Collection entries
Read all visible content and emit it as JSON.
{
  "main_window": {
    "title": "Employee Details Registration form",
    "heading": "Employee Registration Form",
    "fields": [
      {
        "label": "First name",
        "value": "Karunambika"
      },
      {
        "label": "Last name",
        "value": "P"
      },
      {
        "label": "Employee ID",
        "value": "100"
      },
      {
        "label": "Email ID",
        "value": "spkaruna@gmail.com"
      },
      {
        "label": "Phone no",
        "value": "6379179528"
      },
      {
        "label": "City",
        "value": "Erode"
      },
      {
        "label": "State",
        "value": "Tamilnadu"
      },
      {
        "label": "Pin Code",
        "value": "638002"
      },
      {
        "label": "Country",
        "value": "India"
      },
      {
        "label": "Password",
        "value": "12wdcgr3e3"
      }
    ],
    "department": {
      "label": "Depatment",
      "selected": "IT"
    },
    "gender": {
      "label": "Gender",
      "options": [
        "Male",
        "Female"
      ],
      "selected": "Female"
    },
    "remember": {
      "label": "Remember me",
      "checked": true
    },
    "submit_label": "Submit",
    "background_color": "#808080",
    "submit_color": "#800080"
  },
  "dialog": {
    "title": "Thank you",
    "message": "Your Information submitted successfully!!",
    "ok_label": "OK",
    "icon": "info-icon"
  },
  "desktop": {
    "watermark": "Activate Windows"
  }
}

...

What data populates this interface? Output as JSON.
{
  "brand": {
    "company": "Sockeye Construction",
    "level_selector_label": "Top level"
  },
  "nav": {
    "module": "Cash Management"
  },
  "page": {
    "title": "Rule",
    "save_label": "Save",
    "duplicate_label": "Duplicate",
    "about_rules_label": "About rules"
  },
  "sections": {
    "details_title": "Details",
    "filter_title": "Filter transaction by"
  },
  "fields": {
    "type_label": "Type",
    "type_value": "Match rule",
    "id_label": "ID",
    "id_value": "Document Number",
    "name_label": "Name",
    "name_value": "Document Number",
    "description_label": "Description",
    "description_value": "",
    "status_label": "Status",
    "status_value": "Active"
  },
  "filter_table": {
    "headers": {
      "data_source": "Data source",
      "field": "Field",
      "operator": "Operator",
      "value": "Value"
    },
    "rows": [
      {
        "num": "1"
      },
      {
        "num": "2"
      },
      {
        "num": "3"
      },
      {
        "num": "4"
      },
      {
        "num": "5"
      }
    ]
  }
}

--

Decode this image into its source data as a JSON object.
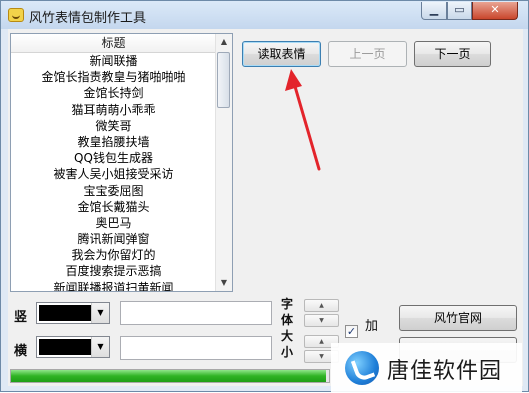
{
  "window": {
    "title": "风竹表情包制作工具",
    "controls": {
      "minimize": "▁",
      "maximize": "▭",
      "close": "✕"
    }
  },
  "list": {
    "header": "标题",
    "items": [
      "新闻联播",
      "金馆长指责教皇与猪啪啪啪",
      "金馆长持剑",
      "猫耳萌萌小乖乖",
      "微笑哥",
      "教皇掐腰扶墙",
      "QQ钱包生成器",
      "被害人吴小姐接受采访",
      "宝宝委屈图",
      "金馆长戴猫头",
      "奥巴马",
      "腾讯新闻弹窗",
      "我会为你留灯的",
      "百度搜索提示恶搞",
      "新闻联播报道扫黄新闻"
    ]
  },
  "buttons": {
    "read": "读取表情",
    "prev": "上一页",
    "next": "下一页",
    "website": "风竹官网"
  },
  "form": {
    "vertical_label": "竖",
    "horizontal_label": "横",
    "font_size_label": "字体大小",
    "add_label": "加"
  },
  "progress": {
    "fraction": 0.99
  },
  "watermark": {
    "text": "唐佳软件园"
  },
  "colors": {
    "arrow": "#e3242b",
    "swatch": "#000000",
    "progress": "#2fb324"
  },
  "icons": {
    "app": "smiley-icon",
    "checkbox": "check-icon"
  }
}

TASK
Search the records for the word "Registration", then list every line that has it.

FINISHED EXERCISE
    "title": "Employee Details Registration form",
    "heading": "Employee Registration Form",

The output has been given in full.